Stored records
■ ■ ■ ■ ■ ■ ■

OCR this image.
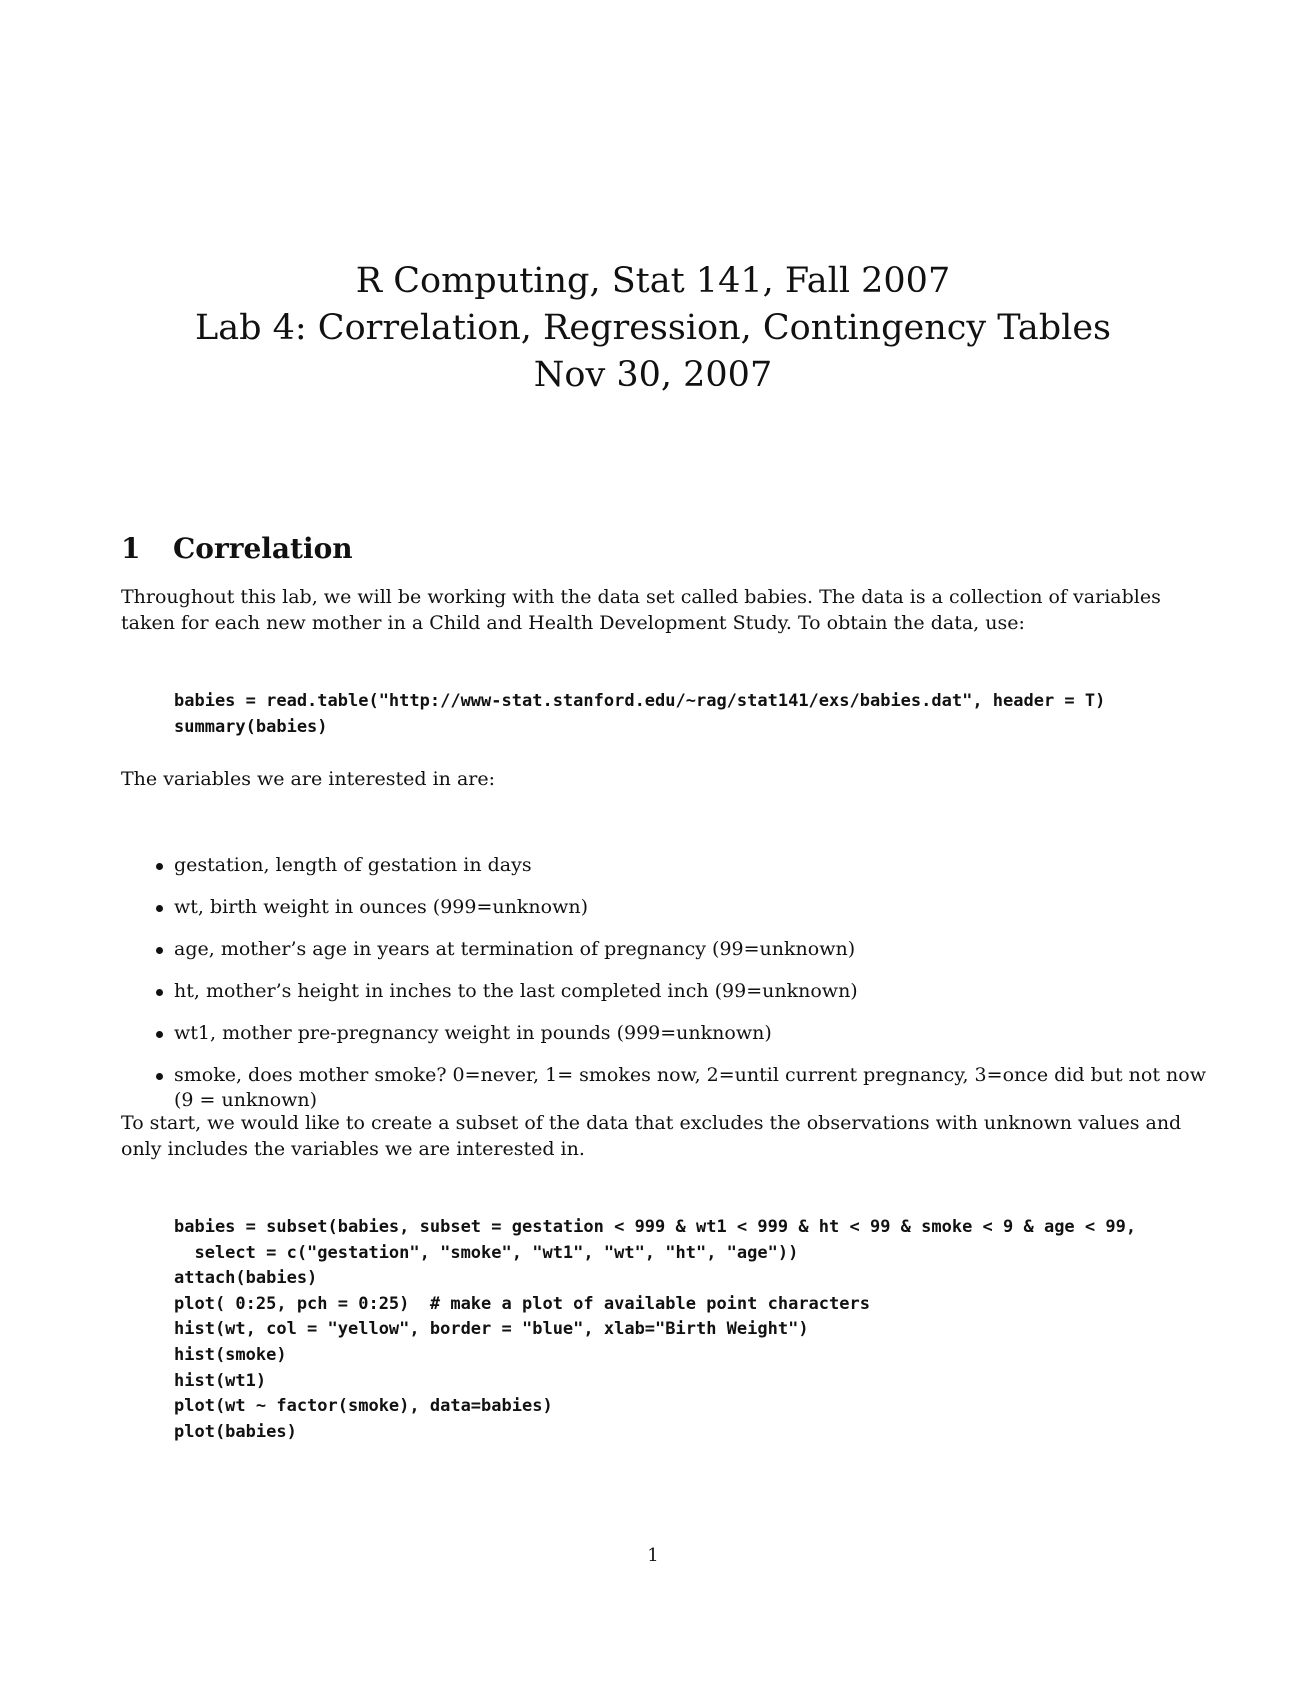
R Computing, Stat 141, Fall 2007
Lab 4: Correlation, Regression, Contingency Tables
Nov 30, 2007
1 Correlation

Throughout this lab, we will be working with the data set called babies. The data is a collection of variables taken for each new mother in a Child and Health Development Study. To obtain the data, use:

babies = read.table("http://www-stat.stanford.edu/~rag/stat141/exs/babies.dat", header = T)
summary(babies)

The variables we are interested in are:

gestation, length of gestation in days
wt, birth weight in ounces (999=unknown)
age, mother’s age in years at termination of pregnancy (99=unknown)
ht, mother’s height in inches to the last completed inch (99=unknown)
wt1, mother pre-pregnancy weight in pounds (999=unknown)
smoke, does mother smoke? 0=never, 1= smokes now, 2=until current pregnancy, 3=once did but not now (9 = unknown)

To start, we would like to create a subset of the data that excludes the observations with unknown values and only includes the variables we are interested in.

babies = subset(babies, subset = gestation < 999 & wt1 < 999 & ht < 99 & smoke < 9 & age < 99,
select = c("gestation", "smoke", "wt1", "wt", "ht", "age"))
attach(babies)
plot( 0:25, pch = 0:25)  # make a plot of available point characters
hist(wt, col = "yellow", border = "blue", xlab="Birth Weight")
hist(smoke)
hist(wt1)
plot(wt ~ factor(smoke), data=babies)
plot(babies)
1
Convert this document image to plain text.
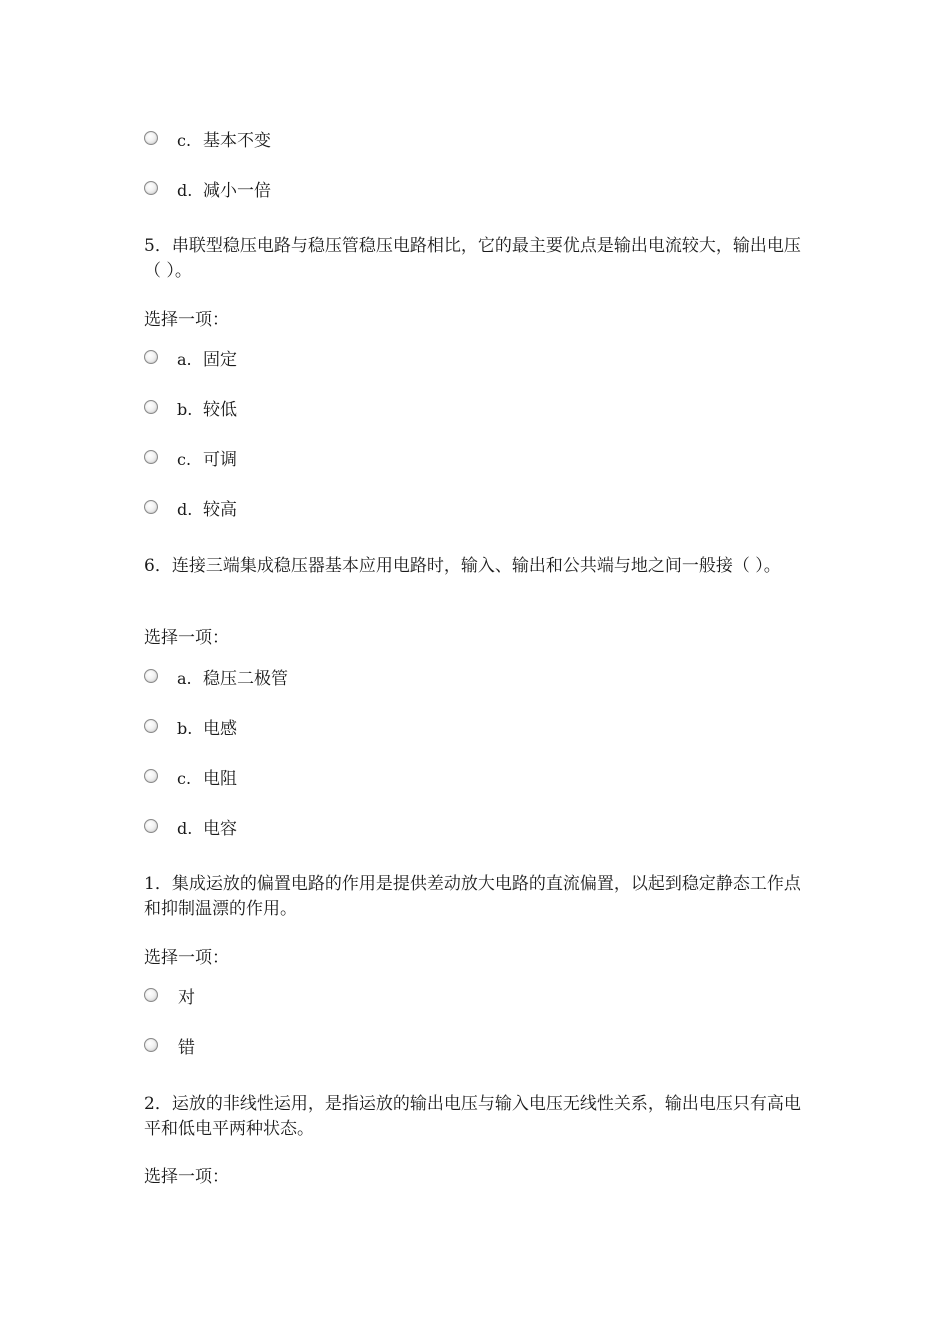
c. 基本不变
d. 减小一倍
5．串联型稳压电路与稳压管稳压电路相比，它的最主要优点是输出电流较大，输出电压（ ）。
选择一项：
a. 固定
b. 较低
c. 可调
d. 较高
6．连接三端集成稳压器基本应用电路时，输入、输出和公共端与地之间一般接（ ）。
选择一项：
a. 稳压二极管
b. 电感
c. 电阻
d. 电容
1．集成运放的偏置电路的作用是提供差动放大电路的直流偏置，以起到稳定静态工作点和抑制温漂的作用。
选择一项：
对
错
2．运放的非线性运用，是指运放的输出电压与输入电压无线性关系，输出电压只有高电平和低电平两种状态。
选择一项：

■ ■ ■ ■ ■ ■ ■

> _Required task_: Quote the data above in full and without alteration; skip the pictures.

> _Written answer_:
OCR this image.
R Computing, Stat 141, Fall 2007
Lab 4: Correlation, Regression, Contingency Tables
Nov 30, 2007
1 Correlation

Throughout this lab, we will be working with the data set called babies. The data is a collection of variables taken for each new mother in a Child and Health Development Study. To obtain the data, use:

babies = read.table("http://www-stat.stanford.edu/~rag/stat141/exs/babies.dat", header = T)
summary(babies)

The variables we are interested in are:

gestation, length of gestation in days
wt, birth weight in ounces (999=unknown)
age, mother’s age in years at termination of pregnancy (99=unknown)
ht, mother’s height in inches to the last completed inch (99=unknown)
wt1, mother pre-pregnancy weight in pounds (999=unknown)
smoke, does mother smoke? 0=never, 1= smokes now, 2=until current pregnancy, 3=once did but not now (9 = unknown)

To start, we would like to create a subset of the data that excludes the observations with unknown values and only includes the variables we are interested in.

babies = subset(babies, subset = gestation < 999 & wt1 < 999 & ht < 99 & smoke < 9 & age < 99,
select = c("gestation", "smoke", "wt1", "wt", "ht", "age"))
attach(babies)
plot( 0:25, pch = 0:25)  # make a plot of available point characters
hist(wt, col = "yellow", border = "blue", xlab="Birth Weight")
hist(smoke)
hist(wt1)
plot(wt ~ factor(smoke), data=babies)
plot(babies)
1
Convert this document image to plain text.
c. 基本不变
d. 减小一倍
5．串联型稳压电路与稳压管稳压电路相比，它的最主要优点是输出电流较大，输出电压（ ）。
选择一项：
a. 固定
b. 较低
c. 可调
d. 较高
6．连接三端集成稳压器基本应用电路时，输入、输出和公共端与地之间一般接（ ）。
选择一项：
a. 稳压二极管
b. 电感
c. 电阻
d. 电容
1．集成运放的偏置电路的作用是提供差动放大电路的直流偏置，以起到稳定静态工作点和抑制温漂的作用。
选择一项：
对
错
2．运放的非线性运用，是指运放的输出电压与输入电压无线性关系，输出电压只有高电平和低电平两种状态。
选择一项：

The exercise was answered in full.